--- Begin Dataset ---

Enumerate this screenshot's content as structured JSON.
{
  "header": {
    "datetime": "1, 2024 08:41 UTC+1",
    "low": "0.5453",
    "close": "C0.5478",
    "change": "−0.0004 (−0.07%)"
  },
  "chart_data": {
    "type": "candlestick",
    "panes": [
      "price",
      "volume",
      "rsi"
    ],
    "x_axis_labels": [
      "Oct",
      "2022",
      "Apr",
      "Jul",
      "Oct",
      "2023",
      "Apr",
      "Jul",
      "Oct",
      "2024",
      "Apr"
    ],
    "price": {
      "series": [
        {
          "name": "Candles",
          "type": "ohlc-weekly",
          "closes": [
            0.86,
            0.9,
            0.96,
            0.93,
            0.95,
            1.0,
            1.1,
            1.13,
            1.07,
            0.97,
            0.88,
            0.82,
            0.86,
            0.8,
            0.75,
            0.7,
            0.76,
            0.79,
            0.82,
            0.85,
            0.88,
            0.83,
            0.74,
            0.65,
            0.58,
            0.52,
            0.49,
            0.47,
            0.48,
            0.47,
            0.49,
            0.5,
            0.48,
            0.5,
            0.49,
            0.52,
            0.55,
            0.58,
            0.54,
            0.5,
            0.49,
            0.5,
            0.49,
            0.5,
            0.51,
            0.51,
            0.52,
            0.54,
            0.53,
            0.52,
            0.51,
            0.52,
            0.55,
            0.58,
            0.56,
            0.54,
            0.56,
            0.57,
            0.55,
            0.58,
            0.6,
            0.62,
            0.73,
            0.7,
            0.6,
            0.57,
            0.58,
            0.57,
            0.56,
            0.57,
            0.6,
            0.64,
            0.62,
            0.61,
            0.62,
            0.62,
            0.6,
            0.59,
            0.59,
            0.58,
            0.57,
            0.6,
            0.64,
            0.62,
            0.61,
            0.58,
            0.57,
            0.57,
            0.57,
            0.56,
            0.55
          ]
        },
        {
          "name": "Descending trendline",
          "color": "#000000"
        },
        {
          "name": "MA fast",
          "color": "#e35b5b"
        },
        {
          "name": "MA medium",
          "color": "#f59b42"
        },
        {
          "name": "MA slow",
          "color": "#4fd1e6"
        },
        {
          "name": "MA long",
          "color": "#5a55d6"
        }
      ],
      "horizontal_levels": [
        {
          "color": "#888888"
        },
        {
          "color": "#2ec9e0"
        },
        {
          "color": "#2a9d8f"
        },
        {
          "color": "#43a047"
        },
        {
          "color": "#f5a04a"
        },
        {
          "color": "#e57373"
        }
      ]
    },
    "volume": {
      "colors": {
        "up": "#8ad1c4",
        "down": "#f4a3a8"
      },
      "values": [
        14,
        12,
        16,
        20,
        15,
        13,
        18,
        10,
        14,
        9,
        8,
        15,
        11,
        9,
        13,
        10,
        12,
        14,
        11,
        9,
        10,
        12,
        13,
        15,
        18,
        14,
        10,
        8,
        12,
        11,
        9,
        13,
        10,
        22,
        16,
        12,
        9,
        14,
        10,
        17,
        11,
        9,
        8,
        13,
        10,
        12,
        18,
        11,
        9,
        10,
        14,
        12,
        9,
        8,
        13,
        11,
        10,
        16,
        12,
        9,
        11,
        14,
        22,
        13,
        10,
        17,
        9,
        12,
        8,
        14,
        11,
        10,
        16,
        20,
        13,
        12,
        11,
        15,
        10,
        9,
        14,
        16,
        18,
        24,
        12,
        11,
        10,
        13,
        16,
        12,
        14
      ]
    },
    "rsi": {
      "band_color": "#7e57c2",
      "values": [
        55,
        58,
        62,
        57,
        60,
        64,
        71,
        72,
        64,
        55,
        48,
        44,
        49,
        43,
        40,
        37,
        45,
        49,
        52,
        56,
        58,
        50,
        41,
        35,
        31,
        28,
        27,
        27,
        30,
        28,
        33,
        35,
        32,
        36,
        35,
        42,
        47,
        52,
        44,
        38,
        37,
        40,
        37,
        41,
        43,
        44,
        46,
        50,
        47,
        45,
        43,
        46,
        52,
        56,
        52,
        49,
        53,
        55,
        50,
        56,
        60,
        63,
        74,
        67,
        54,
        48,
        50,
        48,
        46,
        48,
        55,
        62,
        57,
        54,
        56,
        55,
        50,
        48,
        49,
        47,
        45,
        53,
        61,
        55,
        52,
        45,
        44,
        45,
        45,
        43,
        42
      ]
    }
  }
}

--- End Dataset ---

Set exercise: Copy each line of the records that contains the word "name".

Result of this exercise:
          "name": "Candles",
          "name": "Descending trendline",
          "name": "MA fast",
          "name": "MA medium",
          "name": "MA slow",
          "name": "MA long",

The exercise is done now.